_Data for this exercise:_
────────────────

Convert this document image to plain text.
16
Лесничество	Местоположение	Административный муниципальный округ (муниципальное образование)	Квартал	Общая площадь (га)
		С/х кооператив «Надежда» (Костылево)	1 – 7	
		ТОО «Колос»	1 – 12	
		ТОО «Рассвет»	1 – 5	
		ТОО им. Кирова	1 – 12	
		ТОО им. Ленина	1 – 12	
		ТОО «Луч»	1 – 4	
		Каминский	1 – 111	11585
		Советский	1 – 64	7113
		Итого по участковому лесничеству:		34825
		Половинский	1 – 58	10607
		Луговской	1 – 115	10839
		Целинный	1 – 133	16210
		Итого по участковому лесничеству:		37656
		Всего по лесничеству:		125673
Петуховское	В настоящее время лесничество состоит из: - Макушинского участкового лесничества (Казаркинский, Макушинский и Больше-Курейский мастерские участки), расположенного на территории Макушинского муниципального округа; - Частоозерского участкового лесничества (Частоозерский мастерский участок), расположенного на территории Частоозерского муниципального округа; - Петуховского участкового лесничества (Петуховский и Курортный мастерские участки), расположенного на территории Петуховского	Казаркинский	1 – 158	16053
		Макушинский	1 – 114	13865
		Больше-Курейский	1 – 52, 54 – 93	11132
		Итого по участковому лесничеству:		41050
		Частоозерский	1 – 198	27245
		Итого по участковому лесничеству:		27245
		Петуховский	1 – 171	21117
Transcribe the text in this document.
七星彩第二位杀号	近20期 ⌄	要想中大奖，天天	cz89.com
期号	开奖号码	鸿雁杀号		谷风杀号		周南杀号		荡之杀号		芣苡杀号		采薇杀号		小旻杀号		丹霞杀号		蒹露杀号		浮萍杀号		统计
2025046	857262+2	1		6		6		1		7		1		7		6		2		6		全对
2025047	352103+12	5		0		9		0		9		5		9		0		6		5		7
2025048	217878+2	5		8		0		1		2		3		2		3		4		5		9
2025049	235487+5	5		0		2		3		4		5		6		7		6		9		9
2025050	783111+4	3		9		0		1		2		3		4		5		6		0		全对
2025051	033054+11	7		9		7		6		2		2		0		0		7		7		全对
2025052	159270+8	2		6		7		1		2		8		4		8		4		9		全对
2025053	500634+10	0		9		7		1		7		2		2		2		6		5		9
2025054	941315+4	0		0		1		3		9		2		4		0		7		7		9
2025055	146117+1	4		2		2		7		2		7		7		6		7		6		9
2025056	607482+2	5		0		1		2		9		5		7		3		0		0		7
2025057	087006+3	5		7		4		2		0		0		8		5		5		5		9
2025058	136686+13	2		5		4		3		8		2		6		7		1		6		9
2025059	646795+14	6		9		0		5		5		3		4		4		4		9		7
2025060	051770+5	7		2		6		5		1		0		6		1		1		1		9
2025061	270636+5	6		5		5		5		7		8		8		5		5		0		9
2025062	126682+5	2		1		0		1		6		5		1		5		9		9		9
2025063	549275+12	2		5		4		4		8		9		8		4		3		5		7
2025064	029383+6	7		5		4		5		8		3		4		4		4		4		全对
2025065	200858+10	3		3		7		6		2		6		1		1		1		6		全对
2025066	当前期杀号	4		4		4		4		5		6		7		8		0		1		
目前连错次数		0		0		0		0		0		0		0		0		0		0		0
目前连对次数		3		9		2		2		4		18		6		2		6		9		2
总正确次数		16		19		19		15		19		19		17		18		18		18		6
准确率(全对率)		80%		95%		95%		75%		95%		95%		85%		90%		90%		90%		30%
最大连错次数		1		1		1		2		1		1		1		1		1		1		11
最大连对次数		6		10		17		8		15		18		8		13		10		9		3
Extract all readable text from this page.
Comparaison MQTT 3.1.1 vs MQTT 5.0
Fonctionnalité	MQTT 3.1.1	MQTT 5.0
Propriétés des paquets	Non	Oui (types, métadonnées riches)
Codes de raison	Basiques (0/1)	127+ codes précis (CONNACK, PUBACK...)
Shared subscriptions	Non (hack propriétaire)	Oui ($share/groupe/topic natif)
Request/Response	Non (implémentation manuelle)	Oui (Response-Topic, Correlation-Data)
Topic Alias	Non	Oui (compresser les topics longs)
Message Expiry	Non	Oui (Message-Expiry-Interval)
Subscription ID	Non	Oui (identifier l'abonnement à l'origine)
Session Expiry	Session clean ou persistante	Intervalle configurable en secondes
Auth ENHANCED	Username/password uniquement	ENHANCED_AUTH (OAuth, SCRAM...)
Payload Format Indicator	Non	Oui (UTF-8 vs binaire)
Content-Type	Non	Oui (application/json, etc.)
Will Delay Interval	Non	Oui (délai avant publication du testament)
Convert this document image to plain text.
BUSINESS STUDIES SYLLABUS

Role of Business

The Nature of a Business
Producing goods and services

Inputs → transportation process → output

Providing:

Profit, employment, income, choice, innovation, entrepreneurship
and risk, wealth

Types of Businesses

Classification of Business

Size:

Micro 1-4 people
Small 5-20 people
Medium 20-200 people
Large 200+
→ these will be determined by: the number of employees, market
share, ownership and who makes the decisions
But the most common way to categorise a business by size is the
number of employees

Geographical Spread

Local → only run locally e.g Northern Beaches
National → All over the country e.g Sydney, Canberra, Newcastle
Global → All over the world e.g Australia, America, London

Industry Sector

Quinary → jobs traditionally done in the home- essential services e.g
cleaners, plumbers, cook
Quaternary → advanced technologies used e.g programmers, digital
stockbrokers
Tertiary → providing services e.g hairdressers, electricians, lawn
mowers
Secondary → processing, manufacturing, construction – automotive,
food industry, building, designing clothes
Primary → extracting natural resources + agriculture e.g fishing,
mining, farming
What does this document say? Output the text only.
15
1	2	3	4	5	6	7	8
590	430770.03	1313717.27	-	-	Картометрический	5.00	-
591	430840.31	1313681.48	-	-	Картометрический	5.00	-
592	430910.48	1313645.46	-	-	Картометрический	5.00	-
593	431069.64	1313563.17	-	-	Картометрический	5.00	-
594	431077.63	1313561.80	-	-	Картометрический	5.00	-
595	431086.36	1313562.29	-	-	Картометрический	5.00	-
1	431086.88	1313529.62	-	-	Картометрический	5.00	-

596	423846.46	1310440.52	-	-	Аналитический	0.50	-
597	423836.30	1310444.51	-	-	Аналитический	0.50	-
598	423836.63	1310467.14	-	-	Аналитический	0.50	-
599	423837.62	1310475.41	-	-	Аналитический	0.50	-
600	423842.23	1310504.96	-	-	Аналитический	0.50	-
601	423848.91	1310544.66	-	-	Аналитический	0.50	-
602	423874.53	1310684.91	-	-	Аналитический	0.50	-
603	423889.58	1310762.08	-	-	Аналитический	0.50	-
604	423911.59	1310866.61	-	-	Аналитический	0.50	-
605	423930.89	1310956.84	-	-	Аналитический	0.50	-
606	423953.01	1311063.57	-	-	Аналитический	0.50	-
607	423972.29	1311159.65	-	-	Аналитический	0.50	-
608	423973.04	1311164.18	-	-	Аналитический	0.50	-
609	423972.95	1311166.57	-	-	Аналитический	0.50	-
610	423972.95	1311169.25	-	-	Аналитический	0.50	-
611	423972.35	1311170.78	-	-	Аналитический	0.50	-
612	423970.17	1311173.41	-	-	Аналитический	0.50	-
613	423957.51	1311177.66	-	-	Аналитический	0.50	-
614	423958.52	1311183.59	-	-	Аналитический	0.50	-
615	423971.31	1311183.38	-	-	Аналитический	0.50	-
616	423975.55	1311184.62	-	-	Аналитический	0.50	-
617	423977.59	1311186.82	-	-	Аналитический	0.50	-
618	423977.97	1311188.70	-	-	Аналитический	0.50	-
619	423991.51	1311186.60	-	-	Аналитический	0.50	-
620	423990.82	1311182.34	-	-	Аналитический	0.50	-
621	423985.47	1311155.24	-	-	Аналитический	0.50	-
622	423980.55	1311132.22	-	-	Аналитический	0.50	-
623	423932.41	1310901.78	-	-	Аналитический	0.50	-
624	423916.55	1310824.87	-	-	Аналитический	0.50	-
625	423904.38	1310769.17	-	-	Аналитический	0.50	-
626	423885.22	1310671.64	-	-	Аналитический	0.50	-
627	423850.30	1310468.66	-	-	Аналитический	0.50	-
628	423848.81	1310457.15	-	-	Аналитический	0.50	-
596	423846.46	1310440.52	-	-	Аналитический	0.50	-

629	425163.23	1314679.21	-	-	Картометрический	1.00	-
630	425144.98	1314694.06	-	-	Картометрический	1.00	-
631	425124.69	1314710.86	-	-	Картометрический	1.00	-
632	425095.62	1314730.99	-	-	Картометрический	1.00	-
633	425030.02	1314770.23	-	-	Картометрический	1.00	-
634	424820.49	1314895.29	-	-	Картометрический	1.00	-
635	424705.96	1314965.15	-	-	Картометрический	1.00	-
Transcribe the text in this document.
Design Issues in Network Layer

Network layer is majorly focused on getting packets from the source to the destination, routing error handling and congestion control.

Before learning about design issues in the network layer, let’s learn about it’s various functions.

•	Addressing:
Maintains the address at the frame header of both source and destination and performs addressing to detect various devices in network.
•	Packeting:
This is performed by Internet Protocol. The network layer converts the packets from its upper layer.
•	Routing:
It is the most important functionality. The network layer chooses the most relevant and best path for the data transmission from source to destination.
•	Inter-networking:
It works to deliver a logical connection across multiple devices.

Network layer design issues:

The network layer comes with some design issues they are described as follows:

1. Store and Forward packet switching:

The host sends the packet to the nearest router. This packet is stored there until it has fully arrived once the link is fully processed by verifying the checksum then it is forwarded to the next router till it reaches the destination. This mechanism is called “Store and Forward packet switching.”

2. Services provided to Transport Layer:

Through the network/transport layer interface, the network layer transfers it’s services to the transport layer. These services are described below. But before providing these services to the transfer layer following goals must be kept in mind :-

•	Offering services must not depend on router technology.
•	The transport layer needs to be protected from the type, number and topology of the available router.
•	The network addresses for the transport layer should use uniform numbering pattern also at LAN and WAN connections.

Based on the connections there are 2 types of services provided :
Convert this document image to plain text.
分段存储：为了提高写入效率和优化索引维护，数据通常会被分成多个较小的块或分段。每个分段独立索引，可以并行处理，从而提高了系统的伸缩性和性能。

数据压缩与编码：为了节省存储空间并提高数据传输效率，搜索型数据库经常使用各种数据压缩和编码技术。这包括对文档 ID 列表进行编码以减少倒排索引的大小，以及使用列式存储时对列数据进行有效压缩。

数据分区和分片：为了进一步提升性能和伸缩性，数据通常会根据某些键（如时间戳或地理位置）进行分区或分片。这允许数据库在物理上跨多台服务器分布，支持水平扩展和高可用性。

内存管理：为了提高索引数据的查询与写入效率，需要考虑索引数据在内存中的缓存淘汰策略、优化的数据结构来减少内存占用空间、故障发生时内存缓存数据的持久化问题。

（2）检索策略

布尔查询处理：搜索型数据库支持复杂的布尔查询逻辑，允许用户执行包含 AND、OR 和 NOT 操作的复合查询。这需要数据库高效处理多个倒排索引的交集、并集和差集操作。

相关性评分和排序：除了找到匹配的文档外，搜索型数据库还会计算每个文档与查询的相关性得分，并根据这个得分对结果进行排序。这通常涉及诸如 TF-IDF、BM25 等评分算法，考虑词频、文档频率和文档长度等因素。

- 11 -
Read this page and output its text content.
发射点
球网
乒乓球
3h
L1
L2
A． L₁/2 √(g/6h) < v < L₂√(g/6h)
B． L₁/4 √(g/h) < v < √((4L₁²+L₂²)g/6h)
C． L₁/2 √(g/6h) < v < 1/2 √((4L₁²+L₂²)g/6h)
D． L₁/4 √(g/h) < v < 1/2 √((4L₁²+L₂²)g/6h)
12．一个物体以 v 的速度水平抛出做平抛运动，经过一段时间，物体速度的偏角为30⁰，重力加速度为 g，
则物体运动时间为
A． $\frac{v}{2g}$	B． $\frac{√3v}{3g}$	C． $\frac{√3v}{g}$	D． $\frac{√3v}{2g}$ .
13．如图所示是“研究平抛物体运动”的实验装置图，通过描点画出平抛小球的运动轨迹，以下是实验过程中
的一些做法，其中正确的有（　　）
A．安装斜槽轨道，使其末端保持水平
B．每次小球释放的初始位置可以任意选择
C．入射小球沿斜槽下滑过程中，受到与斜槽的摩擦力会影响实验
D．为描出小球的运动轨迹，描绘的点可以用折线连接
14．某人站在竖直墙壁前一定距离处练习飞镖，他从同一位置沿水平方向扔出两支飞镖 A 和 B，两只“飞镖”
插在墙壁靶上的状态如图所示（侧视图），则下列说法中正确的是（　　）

────────────────

_Required task:_
Make an exact copy of every line from the one with "Read this page and output its text content." to the end of the data, with the first and last of those lines included.

_Task result:_
Read this page and output its text content.
发射点
球网
乒乓球
3h
L1
L2
A． L₁/2 √(g/6h) < v < L₂√(g/6h)
B． L₁/4 √(g/h) < v < √((4L₁²+L₂²)g/6h)
C． L₁/2 √(g/6h) < v < 1/2 √((4L₁²+L₂²)g/6h)
D． L₁/4 √(g/h) < v < 1/2 √((4L₁²+L₂²)g/6h)
12．一个物体以 v 的速度水平抛出做平抛运动，经过一段时间，物体速度的偏角为30⁰，重力加速度为 g，
则物体运动时间为
A． $\frac{v}{2g}$	B． $\frac{√3v}{3g}$	C． $\frac{√3v}{g}$	D． $\frac{√3v}{2g}$ .
13．如图所示是“研究平抛物体运动”的实验装置图，通过描点画出平抛小球的运动轨迹，以下是实验过程中
的一些做法，其中正确的有（　　）
A．安装斜槽轨道，使其末端保持水平
B．每次小球释放的初始位置可以任意选择
C．入射小球沿斜槽下滑过程中，受到与斜槽的摩擦力会影响实验
D．为描出小球的运动轨迹，描绘的点可以用折线连接
14．某人站在竖直墙壁前一定距离处练习飞镖，他从同一位置沿水平方向扔出两支飞镖 A 和 B，两只“飞镖”
插在墙壁靶上的状态如图所示（侧视图），则下列说法中正确的是（　　）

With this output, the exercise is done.